» Material for the task
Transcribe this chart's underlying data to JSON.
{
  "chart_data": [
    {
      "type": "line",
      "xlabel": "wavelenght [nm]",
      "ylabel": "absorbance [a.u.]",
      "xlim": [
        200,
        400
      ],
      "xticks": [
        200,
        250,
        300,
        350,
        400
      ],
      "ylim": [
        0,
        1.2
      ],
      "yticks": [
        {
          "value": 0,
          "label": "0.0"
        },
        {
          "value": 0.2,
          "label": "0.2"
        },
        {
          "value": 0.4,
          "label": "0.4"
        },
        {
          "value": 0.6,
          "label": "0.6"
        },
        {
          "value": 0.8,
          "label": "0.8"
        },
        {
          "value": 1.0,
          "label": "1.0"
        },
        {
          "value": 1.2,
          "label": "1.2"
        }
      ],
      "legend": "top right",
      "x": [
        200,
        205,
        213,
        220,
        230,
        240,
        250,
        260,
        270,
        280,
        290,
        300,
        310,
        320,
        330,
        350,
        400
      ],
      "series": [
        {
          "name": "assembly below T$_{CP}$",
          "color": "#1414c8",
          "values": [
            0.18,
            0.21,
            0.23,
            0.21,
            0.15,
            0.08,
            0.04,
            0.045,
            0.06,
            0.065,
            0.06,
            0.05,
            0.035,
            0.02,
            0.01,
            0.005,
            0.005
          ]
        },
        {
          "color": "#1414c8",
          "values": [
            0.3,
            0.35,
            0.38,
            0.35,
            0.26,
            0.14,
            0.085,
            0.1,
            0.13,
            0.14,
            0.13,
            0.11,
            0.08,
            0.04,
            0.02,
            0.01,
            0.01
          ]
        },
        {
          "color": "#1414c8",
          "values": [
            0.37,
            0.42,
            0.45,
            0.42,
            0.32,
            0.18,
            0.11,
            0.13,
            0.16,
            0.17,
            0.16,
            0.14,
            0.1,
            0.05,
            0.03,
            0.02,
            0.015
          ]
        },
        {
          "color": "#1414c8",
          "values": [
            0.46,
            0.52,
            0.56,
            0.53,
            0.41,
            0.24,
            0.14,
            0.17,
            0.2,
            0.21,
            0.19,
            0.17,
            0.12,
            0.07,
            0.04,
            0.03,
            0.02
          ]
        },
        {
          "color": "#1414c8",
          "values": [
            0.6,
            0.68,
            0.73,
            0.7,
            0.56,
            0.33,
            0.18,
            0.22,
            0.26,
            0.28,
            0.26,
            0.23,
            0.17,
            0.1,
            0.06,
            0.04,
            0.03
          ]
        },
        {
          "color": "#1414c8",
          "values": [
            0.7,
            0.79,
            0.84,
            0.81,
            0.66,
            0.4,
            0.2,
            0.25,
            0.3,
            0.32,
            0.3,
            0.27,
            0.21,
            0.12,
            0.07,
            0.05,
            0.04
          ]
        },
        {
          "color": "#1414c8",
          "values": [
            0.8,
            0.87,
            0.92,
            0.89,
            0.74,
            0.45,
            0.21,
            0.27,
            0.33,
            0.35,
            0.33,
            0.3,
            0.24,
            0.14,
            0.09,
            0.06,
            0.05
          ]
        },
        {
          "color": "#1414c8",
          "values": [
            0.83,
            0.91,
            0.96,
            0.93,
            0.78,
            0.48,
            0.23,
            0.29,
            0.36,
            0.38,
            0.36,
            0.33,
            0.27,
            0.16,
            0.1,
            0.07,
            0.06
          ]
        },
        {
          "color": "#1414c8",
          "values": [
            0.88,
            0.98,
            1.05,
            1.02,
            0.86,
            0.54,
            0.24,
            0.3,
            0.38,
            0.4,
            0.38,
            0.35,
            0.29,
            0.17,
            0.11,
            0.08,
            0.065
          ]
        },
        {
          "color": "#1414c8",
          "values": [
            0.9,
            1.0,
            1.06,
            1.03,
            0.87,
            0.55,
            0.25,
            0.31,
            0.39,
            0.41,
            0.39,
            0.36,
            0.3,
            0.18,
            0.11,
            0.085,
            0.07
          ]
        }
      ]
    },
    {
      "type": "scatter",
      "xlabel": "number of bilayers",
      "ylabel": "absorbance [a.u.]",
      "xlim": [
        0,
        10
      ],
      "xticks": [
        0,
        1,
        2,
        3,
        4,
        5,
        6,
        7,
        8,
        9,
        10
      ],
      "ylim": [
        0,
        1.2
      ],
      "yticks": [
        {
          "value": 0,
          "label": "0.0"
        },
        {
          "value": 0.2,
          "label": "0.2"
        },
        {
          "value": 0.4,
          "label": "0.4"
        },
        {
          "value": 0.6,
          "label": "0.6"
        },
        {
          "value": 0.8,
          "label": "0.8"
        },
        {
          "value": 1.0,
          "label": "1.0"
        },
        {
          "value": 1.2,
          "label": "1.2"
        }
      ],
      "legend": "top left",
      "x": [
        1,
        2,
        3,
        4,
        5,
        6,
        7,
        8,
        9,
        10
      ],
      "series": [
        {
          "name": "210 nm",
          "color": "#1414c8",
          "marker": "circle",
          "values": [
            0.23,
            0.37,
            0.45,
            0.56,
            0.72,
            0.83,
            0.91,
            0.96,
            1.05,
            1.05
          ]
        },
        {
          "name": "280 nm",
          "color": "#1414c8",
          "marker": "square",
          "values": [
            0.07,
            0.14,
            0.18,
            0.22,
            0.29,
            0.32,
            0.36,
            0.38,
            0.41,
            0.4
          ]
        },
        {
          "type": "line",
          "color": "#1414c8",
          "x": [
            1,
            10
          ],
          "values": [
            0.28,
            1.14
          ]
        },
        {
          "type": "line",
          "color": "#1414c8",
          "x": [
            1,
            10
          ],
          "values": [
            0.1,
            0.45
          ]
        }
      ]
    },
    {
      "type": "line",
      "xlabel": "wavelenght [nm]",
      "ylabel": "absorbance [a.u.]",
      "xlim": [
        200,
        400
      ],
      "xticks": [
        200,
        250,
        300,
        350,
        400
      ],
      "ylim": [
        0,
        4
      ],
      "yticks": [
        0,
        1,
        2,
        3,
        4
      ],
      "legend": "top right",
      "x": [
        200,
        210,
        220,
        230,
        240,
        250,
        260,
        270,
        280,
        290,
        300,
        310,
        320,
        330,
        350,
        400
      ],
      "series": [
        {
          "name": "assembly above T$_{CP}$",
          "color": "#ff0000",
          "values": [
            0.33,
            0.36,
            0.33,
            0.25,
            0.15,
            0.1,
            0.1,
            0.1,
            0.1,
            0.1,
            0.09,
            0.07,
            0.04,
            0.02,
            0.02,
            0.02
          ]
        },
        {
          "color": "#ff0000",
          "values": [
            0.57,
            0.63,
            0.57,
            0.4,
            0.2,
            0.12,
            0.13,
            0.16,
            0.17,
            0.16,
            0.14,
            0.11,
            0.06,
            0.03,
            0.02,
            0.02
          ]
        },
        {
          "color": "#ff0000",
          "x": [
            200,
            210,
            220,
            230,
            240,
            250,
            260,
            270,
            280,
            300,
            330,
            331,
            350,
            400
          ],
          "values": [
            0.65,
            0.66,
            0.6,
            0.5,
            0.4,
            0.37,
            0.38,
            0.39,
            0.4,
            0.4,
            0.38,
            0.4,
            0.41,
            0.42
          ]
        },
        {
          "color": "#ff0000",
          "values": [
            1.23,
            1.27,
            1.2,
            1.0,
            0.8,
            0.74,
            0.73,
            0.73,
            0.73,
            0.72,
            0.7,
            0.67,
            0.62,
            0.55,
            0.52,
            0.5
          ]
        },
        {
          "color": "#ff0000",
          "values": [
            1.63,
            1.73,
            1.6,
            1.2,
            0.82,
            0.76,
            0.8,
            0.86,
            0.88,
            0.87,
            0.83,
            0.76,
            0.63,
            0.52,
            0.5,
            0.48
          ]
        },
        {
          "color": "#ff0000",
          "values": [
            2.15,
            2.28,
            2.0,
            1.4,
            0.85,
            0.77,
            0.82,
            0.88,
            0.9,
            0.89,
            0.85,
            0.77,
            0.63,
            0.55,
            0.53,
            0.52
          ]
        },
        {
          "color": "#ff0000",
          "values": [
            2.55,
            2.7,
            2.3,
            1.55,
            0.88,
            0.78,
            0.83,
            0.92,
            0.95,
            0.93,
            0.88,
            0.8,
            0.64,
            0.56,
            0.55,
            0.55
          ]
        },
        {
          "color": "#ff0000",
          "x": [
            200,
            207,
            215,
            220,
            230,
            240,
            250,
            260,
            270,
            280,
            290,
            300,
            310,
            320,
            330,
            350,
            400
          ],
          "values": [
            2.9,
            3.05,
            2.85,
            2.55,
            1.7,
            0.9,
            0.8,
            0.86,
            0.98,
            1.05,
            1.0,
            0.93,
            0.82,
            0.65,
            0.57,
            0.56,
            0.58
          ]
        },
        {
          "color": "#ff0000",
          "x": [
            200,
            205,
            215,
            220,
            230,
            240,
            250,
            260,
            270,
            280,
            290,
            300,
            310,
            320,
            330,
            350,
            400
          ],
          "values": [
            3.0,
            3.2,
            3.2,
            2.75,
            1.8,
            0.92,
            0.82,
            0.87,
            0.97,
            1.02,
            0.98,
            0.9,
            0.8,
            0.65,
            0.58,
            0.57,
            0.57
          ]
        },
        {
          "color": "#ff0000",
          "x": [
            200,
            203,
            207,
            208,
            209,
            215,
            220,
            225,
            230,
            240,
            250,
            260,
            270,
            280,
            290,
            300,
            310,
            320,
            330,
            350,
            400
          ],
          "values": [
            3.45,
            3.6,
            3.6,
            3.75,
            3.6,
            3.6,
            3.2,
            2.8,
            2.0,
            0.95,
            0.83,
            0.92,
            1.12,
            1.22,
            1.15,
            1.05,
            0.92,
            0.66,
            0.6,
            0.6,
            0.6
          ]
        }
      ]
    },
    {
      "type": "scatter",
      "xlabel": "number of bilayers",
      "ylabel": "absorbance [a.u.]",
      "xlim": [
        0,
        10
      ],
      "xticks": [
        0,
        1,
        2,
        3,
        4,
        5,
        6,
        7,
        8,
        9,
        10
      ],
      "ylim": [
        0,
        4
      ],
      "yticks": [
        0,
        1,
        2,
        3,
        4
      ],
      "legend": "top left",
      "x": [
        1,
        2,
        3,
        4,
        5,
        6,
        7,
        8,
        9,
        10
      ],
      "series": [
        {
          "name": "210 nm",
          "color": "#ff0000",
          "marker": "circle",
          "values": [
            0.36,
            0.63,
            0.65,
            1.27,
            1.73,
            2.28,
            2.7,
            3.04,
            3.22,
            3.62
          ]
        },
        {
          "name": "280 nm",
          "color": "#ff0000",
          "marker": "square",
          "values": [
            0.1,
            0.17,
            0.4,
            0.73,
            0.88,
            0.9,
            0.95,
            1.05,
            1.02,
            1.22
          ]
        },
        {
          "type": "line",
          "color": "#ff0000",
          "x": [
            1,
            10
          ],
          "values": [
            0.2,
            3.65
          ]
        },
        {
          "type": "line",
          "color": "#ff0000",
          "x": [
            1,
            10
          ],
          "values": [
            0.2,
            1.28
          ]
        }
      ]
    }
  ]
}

» What you have to do
Write out every line of the data that holds the word "assembly".

» Reply
          "name": "assembly below T$_{CP}$",
          "name": "assembly above T$_{CP}$",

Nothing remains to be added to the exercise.